Your task is to copy every record exactly.

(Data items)
## BEGIN
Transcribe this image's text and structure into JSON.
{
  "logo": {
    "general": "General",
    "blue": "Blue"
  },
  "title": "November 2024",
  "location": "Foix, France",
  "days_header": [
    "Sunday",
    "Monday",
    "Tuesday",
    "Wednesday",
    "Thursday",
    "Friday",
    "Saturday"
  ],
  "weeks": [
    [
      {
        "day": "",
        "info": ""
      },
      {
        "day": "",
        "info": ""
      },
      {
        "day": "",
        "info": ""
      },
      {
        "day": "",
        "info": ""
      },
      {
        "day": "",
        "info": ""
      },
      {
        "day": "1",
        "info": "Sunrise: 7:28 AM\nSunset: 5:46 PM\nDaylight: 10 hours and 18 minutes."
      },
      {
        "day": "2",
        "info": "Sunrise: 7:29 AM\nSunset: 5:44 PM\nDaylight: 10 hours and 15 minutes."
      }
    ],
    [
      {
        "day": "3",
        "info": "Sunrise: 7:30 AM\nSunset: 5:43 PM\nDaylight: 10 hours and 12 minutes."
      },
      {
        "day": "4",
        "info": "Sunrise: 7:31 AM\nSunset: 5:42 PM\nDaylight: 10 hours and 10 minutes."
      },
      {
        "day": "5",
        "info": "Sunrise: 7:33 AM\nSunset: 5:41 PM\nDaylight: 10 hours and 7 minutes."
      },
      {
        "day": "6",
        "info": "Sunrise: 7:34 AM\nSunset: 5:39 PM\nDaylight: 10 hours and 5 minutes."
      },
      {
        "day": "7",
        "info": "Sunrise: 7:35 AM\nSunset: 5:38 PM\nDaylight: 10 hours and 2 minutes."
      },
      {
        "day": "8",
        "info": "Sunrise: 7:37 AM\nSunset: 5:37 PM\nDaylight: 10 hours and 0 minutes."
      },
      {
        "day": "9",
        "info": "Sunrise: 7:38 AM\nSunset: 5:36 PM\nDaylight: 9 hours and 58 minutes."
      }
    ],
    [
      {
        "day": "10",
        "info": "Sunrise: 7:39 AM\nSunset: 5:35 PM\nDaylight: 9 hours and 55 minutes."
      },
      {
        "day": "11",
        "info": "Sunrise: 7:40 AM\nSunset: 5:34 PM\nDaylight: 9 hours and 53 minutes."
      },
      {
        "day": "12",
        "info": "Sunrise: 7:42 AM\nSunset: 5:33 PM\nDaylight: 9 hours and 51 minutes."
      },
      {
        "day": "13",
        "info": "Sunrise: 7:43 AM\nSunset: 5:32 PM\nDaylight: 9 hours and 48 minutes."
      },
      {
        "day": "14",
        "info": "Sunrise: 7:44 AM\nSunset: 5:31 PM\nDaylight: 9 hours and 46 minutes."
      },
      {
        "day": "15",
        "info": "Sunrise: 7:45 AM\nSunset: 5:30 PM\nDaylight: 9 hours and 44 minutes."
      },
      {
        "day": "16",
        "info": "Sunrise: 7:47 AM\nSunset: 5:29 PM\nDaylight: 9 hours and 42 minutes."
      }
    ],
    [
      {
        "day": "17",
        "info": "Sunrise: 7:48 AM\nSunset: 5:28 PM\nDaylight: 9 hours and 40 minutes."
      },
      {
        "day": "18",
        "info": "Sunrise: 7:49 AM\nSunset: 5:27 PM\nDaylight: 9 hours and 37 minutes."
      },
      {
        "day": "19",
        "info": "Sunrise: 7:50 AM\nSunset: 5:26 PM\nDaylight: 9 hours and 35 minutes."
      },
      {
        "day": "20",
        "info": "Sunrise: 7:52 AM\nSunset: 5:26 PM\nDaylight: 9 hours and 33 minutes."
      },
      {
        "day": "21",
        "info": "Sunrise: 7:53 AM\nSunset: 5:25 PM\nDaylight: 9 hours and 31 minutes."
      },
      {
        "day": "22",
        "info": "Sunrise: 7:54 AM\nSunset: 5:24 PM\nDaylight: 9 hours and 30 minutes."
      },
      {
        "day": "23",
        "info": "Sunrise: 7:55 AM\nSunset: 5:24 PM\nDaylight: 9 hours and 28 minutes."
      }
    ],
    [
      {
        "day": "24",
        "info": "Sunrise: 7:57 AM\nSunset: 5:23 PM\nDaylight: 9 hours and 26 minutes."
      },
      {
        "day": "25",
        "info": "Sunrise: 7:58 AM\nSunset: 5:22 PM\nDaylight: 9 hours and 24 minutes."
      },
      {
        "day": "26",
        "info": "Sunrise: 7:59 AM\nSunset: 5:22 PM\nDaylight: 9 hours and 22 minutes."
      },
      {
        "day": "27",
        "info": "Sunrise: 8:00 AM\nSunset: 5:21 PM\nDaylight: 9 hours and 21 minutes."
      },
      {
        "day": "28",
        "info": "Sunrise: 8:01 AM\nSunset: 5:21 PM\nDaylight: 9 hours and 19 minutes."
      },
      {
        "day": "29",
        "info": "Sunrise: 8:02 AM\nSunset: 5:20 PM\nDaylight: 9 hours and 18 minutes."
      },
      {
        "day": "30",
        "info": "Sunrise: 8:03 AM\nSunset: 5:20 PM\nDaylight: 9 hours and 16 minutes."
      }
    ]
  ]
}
## END
**Solution to the problem:**
Transcribe this image's text and structure into JSON.
{
  "logo": {
    "general": "General",
    "blue": "Blue"
  },
  "title": "November 2024",
  "location": "Foix, France",
  "days_header": [
    "Sunday",
    "Monday",
    "Tuesday",
    "Wednesday",
    "Thursday",
    "Friday",
    "Saturday"
  ],
  "weeks": [
    [
      {
        "day": "",
        "info": ""
      },
      {
        "day": "",
        "info": ""
      },
      {
        "day": "",
        "info": ""
      },
      {
        "day": "",
        "info": ""
      },
      {
        "day": "",
        "info": ""
      },
      {
        "day": "1",
        "info": "Sunrise: 7:28 AM\nSunset: 5:46 PM\nDaylight: 10 hours and 18 minutes."
      },
      {
        "day": "2",
        "info": "Sunrise: 7:29 AM\nSunset: 5:44 PM\nDaylight: 10 hours and 15 minutes."
      }
    ],
    [
      {
        "day": "3",
        "info": "Sunrise: 7:30 AM\nSunset: 5:43 PM\nDaylight: 10 hours and 12 minutes."
      },
      {
        "day": "4",
        "info": "Sunrise: 7:31 AM\nSunset: 5:42 PM\nDaylight: 10 hours and 10 minutes."
      },
      {
        "day": "5",
        "info": "Sunrise: 7:33 AM\nSunset: 5:41 PM\nDaylight: 10 hours and 7 minutes."
      },
      {
        "day": "6",
        "info": "Sunrise: 7:34 AM\nSunset: 5:39 PM\nDaylight: 10 hours and 5 minutes."
      },
      {
        "day": "7",
        "info": "Sunrise: 7:35 AM\nSunset: 5:38 PM\nDaylight: 10 hours and 2 minutes."
      },
      {
        "day": "8",
        "info": "Sunrise: 7:37 AM\nSunset: 5:37 PM\nDaylight: 10 hours and 0 minutes."
      },
      {
        "day": "9",
        "info": "Sunrise: 7:38 AM\nSunset: 5:36 PM\nDaylight: 9 hours and 58 minutes."
      }
    ],
    [
      {
        "day": "10",
        "info": "Sunrise: 7:39 AM\nSunset: 5:35 PM\nDaylight: 9 hours and 55 minutes."
      },
      {
        "day": "11",
        "info": "Sunrise: 7:40 AM\nSunset: 5:34 PM\nDaylight: 9 hours and 53 minutes."
      },
      {
        "day": "12",
        "info": "Sunrise: 7:42 AM\nSunset: 5:33 PM\nDaylight: 9 hours and 51 minutes."
      },
      {
        "day": "13",
        "info": "Sunrise: 7:43 AM\nSunset: 5:32 PM\nDaylight: 9 hours and 48 minutes."
      },
      {
        "day": "14",
        "info": "Sunrise: 7:44 AM\nSunset: 5:31 PM\nDaylight: 9 hours and 46 minutes."
      },
      {
        "day": "15",
        "info": "Sunrise: 7:45 AM\nSunset: 5:30 PM\nDaylight: 9 hours and 44 minutes."
      },
      {
        "day": "16",
        "info": "Sunrise: 7:47 AM\nSunset: 5:29 PM\nDaylight: 9 hours and 42 minutes."
      }
    ],
    [
      {
        "day": "17",
        "info": "Sunrise: 7:48 AM\nSunset: 5:28 PM\nDaylight: 9 hours and 40 minutes."
      },
      {
        "day": "18",
        "info": "Sunrise: 7:49 AM\nSunset: 5:27 PM\nDaylight: 9 hours and 37 minutes."
      },
      {
        "day": "19",
        "info": "Sunrise: 7:50 AM\nSunset: 5:26 PM\nDaylight: 9 hours and 35 minutes."
      },
      {
        "day": "20",
        "info": "Sunrise: 7:52 AM\nSunset: 5:26 PM\nDaylight: 9 hours and 33 minutes."
      },
      {
        "day": "21",
        "info": "Sunrise: 7:53 AM\nSunset: 5:25 PM\nDaylight: 9 hours and 31 minutes."
      },
      {
        "day": "22",
        "info": "Sunrise: 7:54 AM\nSunset: 5:24 PM\nDaylight: 9 hours and 30 minutes."
      },
      {
        "day": "23",
        "info": "Sunrise: 7:55 AM\nSunset: 5:24 PM\nDaylight: 9 hours and 28 minutes."
      }
    ],
    [
      {
        "day": "24",
        "info": "Sunrise: 7:57 AM\nSunset: 5:23 PM\nDaylight: 9 hours and 26 minutes."
      },
      {
        "day": "25",
        "info": "Sunrise: 7:58 AM\nSunset: 5:22 PM\nDaylight: 9 hours and 24 minutes."
      },
      {
        "day": "26",
        "info": "Sunrise: 7:59 AM\nSunset: 5:22 PM\nDaylight: 9 hours and 22 minutes."
      },
      {
        "day": "27",
        "info": "Sunrise: 8:00 AM\nSunset: 5:21 PM\nDaylight: 9 hours and 21 minutes."
      },
      {
        "day": "28",
        "info": "Sunrise: 8:01 AM\nSunset: 5:21 PM\nDaylight: 9 hours and 19 minutes."
      },
      {
        "day": "29",
        "info": "Sunrise: 8:02 AM\nSunset: 5:20 PM\nDaylight: 9 hours and 18 minutes."
      },
      {
        "day": "30",
        "info": "Sunrise: 8:03 AM\nSunset: 5:20 PM\nDaylight: 9 hours and 16 minutes."
      }
    ]
  ]
}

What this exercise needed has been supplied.